# [Instructions for the task]
The data below is to be returned in full and exactly.

─── Materials provided ───

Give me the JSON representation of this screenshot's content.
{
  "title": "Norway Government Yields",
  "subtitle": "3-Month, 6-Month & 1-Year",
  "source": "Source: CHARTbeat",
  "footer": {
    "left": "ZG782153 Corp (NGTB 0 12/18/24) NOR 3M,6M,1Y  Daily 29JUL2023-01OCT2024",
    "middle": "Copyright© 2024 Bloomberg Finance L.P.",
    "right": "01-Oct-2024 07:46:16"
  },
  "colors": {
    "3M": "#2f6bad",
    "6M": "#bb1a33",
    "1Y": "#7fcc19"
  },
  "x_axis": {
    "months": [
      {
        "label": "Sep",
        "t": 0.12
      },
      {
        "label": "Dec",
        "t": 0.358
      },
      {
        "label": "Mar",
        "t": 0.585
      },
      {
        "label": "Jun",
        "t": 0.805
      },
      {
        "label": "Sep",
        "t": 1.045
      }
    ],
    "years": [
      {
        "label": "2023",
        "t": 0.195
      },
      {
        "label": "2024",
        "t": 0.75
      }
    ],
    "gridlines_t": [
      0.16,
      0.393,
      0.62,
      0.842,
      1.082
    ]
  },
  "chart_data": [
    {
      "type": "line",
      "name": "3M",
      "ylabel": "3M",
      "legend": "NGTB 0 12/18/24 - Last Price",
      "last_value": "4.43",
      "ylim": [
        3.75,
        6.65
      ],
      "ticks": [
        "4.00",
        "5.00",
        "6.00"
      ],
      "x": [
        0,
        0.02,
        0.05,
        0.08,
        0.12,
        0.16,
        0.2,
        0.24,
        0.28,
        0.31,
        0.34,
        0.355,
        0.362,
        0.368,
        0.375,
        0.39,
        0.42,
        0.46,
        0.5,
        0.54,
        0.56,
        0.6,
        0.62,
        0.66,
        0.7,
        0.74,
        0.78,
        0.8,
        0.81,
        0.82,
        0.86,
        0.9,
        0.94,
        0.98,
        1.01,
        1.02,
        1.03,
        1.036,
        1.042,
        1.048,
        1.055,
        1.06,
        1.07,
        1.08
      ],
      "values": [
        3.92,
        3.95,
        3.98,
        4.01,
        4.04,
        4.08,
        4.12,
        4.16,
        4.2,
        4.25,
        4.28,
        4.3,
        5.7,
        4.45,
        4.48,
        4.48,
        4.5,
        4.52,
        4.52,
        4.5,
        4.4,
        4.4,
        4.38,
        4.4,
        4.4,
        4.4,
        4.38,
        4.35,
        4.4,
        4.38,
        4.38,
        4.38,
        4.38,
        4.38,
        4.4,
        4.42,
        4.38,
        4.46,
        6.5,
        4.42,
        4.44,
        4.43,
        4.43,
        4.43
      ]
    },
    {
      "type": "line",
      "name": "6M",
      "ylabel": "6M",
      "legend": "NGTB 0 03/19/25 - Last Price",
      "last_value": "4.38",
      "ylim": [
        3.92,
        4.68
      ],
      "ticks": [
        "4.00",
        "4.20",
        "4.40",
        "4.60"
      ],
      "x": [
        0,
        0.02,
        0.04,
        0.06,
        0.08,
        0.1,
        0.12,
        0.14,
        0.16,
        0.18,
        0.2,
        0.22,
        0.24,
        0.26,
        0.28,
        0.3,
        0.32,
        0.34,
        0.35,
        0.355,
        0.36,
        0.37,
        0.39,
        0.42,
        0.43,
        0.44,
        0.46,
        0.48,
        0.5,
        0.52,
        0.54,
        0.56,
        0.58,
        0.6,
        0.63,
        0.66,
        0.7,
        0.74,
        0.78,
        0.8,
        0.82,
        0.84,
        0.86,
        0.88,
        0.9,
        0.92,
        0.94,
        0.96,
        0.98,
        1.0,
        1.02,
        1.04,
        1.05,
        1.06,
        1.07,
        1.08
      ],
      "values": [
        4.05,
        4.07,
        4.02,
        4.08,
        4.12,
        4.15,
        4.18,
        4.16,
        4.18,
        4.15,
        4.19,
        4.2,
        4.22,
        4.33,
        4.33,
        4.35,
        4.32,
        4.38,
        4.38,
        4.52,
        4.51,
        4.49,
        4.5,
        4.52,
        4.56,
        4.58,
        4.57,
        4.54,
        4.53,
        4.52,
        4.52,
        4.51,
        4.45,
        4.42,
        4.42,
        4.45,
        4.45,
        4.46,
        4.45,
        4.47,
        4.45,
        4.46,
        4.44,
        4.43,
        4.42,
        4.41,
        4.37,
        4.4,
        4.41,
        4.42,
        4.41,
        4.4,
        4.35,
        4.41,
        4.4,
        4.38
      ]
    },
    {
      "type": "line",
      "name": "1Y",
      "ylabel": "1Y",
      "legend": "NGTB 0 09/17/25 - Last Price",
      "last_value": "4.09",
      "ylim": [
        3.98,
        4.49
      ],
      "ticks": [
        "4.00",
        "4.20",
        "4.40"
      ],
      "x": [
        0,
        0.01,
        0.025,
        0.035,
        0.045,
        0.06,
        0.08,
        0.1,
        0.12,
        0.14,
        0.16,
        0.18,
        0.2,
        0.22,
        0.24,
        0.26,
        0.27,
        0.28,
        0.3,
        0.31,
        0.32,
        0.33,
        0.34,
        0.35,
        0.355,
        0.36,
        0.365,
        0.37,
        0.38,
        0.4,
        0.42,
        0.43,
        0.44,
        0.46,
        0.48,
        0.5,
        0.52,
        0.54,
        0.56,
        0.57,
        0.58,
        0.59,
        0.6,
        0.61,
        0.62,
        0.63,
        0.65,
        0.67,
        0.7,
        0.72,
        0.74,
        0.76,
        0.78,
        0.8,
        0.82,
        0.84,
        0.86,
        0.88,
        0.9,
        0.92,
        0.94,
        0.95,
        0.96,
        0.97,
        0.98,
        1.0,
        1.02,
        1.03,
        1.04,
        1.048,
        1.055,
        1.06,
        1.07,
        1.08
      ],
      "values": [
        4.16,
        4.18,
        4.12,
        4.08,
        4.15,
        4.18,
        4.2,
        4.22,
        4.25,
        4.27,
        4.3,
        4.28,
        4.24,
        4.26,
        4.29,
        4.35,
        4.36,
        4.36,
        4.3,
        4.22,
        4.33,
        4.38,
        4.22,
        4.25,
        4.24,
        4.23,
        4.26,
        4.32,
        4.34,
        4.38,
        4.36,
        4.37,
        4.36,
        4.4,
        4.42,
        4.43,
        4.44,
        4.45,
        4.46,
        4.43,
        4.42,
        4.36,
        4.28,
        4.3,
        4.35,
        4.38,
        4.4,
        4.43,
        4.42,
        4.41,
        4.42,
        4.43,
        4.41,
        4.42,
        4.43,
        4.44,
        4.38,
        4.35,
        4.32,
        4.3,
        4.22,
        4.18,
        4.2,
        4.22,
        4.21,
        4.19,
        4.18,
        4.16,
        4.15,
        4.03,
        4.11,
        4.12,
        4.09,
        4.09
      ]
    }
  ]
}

───

# [Correct answer]
Give me the JSON representation of this screenshot's content.
{
  "title": "Norway Government Yields",
  "subtitle": "3-Month, 6-Month & 1-Year",
  "source": "Source: CHARTbeat",
  "footer": {
    "left": "ZG782153 Corp (NGTB 0 12/18/24) NOR 3M,6M,1Y  Daily 29JUL2023-01OCT2024",
    "middle": "Copyright© 2024 Bloomberg Finance L.P.",
    "right": "01-Oct-2024 07:46:16"
  },
  "colors": {
    "3M": "#2f6bad",
    "6M": "#bb1a33",
    "1Y": "#7fcc19"
  },
  "x_axis": {
    "months": [
      {
        "label": "Sep",
        "t": 0.12
      },
      {
        "label": "Dec",
        "t": 0.358
      },
      {
        "label": "Mar",
        "t": 0.585
      },
      {
        "label": "Jun",
        "t": 0.805
      },
      {
        "label": "Sep",
        "t": 1.045
      }
    ],
    "years": [
      {
        "label": "2023",
        "t": 0.195
      },
      {
        "label": "2024",
        "t": 0.75
      }
    ],
    "gridlines_t": [
      0.16,
      0.393,
      0.62,
      0.842,
      1.082
    ]
  },
  "chart_data": [
    {
      "type": "line",
      "name": "3M",
      "ylabel": "3M",
      "legend": "NGTB 0 12/18/24 - Last Price",
      "last_value": "4.43",
      "ylim": [
        3.75,
        6.65
      ],
      "ticks": [
        "4.00",
        "5.00",
        "6.00"
      ],
      "x": [
        0,
        0.02,
        0.05,
        0.08,
        0.12,
        0.16,
        0.2,
        0.24,
        0.28,
        0.31,
        0.34,
        0.355,
        0.362,
        0.368,
        0.375,
        0.39,
        0.42,
        0.46,
        0.5,
        0.54,
        0.56,
        0.6,
        0.62,
        0.66,
        0.7,
        0.74,
        0.78,
        0.8,
        0.81,
        0.82,
        0.86,
        0.9,
        0.94,
        0.98,
        1.01,
        1.02,
        1.03,
        1.036,
        1.042,
        1.048,
        1.055,
        1.06,
        1.07,
        1.08
      ],
      "values": [
        3.92,
        3.95,
        3.98,
        4.01,
        4.04,
        4.08,
        4.12,
        4.16,
        4.2,
        4.25,
        4.28,
        4.3,
        5.7,
        4.45,
        4.48,
        4.48,
        4.5,
        4.52,
        4.52,
        4.5,
        4.4,
        4.4,
        4.38,
        4.4,
        4.4,
        4.4,
        4.38,
        4.35,
        4.4,
        4.38,
        4.38,
        4.38,
        4.38,
        4.38,
        4.4,
        4.42,
        4.38,
        4.46,
        6.5,
        4.42,
        4.44,
        4.43,
        4.43,
        4.43
      ]
    },
    {
      "type": "line",
      "name": "6M",
      "ylabel": "6M",
      "legend": "NGTB 0 03/19/25 - Last Price",
      "last_value": "4.38",
      "ylim": [
        3.92,
        4.68
      ],
      "ticks": [
        "4.00",
        "4.20",
        "4.40",
        "4.60"
      ],
      "x": [
        0,
        0.02,
        0.04,
        0.06,
        0.08,
        0.1,
        0.12,
        0.14,
        0.16,
        0.18,
        0.2,
        0.22,
        0.24,
        0.26,
        0.28,
        0.3,
        0.32,
        0.34,
        0.35,
        0.355,
        0.36,
        0.37,
        0.39,
        0.42,
        0.43,
        0.44,
        0.46,
        0.48,
        0.5,
        0.52,
        0.54,
        0.56,
        0.58,
        0.6,
        0.63,
        0.66,
        0.7,
        0.74,
        0.78,
        0.8,
        0.82,
        0.84,
        0.86,
        0.88,
        0.9,
        0.92,
        0.94,
        0.96,
        0.98,
        1.0,
        1.02,
        1.04,
        1.05,
        1.06,
        1.07,
        1.08
      ],
      "values": [
        4.05,
        4.07,
        4.02,
        4.08,
        4.12,
        4.15,
        4.18,
        4.16,
        4.18,
        4.15,
        4.19,
        4.2,
        4.22,
        4.33,
        4.33,
        4.35,
        4.32,
        4.38,
        4.38,
        4.52,
        4.51,
        4.49,
        4.5,
        4.52,
        4.56,
        4.58,
        4.57,
        4.54,
        4.53,
        4.52,
        4.52,
        4.51,
        4.45,
        4.42,
        4.42,
        4.45,
        4.45,
        4.46,
        4.45,
        4.47,
        4.45,
        4.46,
        4.44,
        4.43,
        4.42,
        4.41,
        4.37,
        4.4,
        4.41,
        4.42,
        4.41,
        4.4,
        4.35,
        4.41,
        4.4,
        4.38
      ]
    },
    {
      "type": "line",
      "name": "1Y",
      "ylabel": "1Y",
      "legend": "NGTB 0 09/17/25 - Last Price",
      "last_value": "4.09",
      "ylim": [
        3.98,
        4.49
      ],
      "ticks": [
        "4.00",
        "4.20",
        "4.40"
      ],
      "x": [
        0,
        0.01,
        0.025,
        0.035,
        0.045,
        0.06,
        0.08,
        0.1,
        0.12,
        0.14,
        0.16,
        0.18,
        0.2,
        0.22,
        0.24,
        0.26,
        0.27,
        0.28,
        0.3,
        0.31,
        0.32,
        0.33,
        0.34,
        0.35,
        0.355,
        0.36,
        0.365,
        0.37,
        0.38,
        0.4,
        0.42,
        0.43,
        0.44,
        0.46,
        0.48,
        0.5,
        0.52,
        0.54,
        0.56,
        0.57,
        0.58,
        0.59,
        0.6,
        0.61,
        0.62,
        0.63,
        0.65,
        0.67,
        0.7,
        0.72,
        0.74,
        0.76,
        0.78,
        0.8,
        0.82,
        0.84,
        0.86,
        0.88,
        0.9,
        0.92,
        0.94,
        0.95,
        0.96,
        0.97,
        0.98,
        1.0,
        1.02,
        1.03,
        1.04,
        1.048,
        1.055,
        1.06,
        1.07,
        1.08
      ],
      "values": [
        4.16,
        4.18,
        4.12,
        4.08,
        4.15,
        4.18,
        4.2,
        4.22,
        4.25,
        4.27,
        4.3,
        4.28,
        4.24,
        4.26,
        4.29,
        4.35,
        4.36,
        4.36,
        4.3,
        4.22,
        4.33,
        4.38,
        4.22,
        4.25,
        4.24,
        4.23,
        4.26,
        4.32,
        4.34,
        4.38,
        4.36,
        4.37,
        4.36,
        4.4,
        4.42,
        4.43,
        4.44,
        4.45,
        4.46,
        4.43,
        4.42,
        4.36,
        4.28,
        4.3,
        4.35,
        4.38,
        4.4,
        4.43,
        4.42,
        4.41,
        4.42,
        4.43,
        4.41,
        4.42,
        4.43,
        4.44,
        4.38,
        4.35,
        4.32,
        4.3,
        4.22,
        4.18,
        4.2,
        4.22,
        4.21,
        4.19,
        4.18,
        4.16,
        4.15,
        4.03,
        4.11,
        4.12,
        4.09,
        4.09
      ]
    }
  ]
}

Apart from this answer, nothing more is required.